GIVEN EXERCISE
What is the number of lines in the data that hold the string "phân"? Reply with that number only.

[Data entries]
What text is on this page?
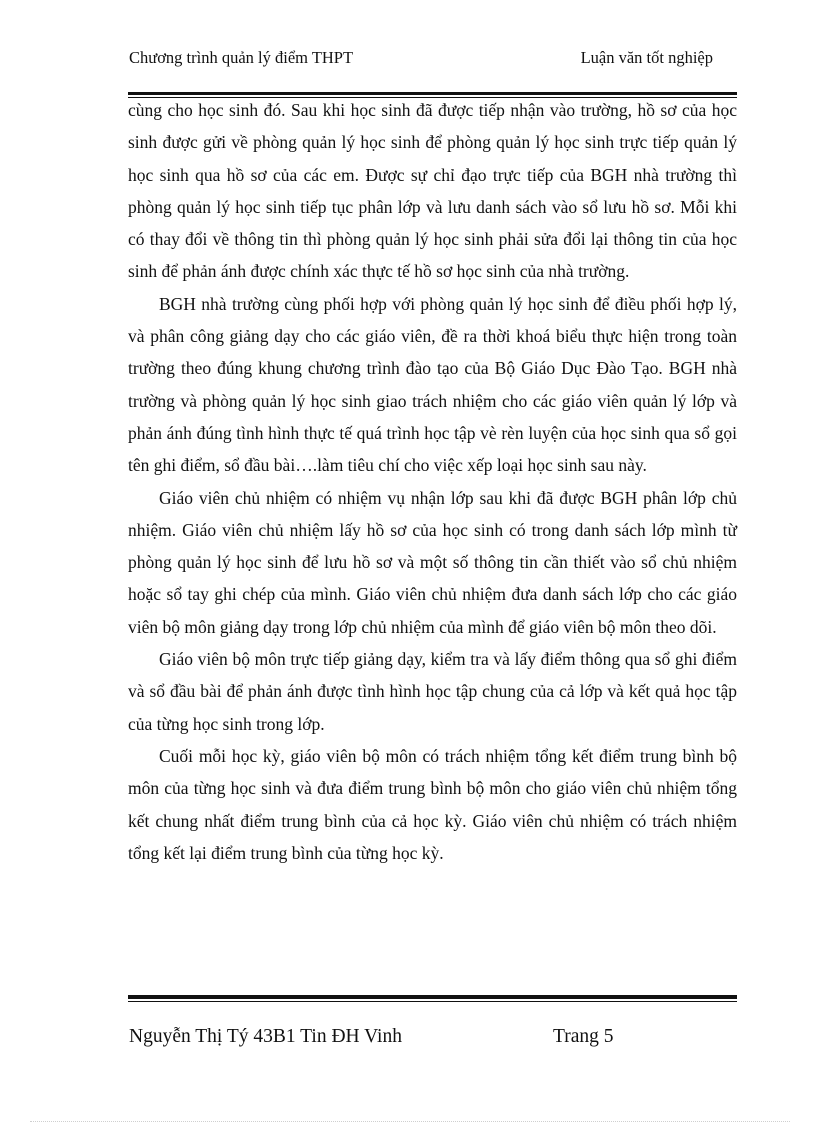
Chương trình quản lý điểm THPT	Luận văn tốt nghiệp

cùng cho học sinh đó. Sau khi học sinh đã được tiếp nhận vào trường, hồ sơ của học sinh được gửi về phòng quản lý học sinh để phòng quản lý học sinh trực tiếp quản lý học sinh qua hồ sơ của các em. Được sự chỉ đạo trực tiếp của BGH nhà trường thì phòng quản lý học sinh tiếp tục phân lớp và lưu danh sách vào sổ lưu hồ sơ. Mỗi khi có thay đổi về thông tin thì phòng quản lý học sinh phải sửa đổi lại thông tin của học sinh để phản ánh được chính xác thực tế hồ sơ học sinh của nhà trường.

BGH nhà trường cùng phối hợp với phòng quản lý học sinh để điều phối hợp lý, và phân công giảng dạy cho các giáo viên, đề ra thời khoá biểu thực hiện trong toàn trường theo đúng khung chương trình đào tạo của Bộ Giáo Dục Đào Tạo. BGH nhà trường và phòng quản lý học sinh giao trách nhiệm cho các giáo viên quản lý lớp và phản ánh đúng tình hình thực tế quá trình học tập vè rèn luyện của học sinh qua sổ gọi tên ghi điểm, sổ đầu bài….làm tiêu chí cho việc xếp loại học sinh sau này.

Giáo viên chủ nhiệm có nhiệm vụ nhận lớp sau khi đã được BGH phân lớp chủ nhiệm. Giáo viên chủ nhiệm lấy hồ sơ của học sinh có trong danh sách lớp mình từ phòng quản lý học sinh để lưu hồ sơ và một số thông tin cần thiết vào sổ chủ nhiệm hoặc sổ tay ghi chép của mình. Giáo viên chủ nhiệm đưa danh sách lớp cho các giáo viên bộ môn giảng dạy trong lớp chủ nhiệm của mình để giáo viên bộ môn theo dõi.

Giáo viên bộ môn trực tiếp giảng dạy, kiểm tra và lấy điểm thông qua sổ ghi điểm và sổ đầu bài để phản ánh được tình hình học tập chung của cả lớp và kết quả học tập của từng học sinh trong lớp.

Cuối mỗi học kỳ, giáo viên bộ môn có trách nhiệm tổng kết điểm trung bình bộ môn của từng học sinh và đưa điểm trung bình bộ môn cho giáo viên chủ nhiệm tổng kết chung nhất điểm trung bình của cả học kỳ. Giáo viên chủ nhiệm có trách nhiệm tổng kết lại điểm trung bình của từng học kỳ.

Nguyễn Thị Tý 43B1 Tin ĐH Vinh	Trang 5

OUTPUT BELOW
3